-------- Stored data --------

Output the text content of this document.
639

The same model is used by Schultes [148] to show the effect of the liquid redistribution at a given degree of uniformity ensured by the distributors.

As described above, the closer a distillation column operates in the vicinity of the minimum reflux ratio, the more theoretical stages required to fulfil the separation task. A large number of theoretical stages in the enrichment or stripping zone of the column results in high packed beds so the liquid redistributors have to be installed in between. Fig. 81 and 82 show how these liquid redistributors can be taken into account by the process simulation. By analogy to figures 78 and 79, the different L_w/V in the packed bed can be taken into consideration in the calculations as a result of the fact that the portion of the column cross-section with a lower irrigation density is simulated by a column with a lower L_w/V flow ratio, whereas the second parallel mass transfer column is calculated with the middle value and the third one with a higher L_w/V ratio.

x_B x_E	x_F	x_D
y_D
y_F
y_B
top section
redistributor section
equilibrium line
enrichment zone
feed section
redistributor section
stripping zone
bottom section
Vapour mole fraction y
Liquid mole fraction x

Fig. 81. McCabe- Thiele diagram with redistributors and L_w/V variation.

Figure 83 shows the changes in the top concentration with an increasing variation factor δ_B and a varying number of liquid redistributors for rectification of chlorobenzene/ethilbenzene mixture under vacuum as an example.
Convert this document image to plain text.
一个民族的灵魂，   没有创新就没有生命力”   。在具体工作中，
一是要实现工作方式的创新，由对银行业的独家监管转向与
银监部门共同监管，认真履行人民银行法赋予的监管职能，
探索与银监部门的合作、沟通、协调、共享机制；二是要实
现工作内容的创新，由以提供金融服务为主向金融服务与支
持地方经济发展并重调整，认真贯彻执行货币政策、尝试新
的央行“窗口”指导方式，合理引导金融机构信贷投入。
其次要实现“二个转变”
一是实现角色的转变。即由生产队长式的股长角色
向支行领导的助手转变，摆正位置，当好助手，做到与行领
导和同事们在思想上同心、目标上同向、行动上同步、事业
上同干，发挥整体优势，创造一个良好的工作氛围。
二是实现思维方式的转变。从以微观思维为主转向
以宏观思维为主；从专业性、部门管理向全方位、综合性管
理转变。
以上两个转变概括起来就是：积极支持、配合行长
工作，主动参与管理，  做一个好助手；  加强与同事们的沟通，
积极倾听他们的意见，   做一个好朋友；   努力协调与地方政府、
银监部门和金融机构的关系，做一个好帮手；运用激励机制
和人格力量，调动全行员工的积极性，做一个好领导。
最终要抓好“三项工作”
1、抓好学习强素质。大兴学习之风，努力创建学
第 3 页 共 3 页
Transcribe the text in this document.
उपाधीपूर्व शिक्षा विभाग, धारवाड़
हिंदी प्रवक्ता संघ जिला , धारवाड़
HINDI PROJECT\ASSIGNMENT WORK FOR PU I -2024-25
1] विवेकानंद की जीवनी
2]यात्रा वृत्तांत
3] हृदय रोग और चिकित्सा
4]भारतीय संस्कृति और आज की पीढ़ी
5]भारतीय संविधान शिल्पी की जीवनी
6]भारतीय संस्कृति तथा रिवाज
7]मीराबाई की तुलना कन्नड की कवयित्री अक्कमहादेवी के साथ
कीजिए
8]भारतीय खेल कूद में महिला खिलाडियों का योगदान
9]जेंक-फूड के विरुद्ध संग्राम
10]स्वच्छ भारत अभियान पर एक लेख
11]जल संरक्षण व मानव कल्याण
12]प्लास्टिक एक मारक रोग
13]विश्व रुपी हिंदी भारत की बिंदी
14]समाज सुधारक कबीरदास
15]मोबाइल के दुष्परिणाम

--------

Task to carry out
In the material above, find the lines that contain "text" and show them.

Solution to the exercise
Output the text content of this document.
Convert this document image to plain text.
Transcribe the text in this document.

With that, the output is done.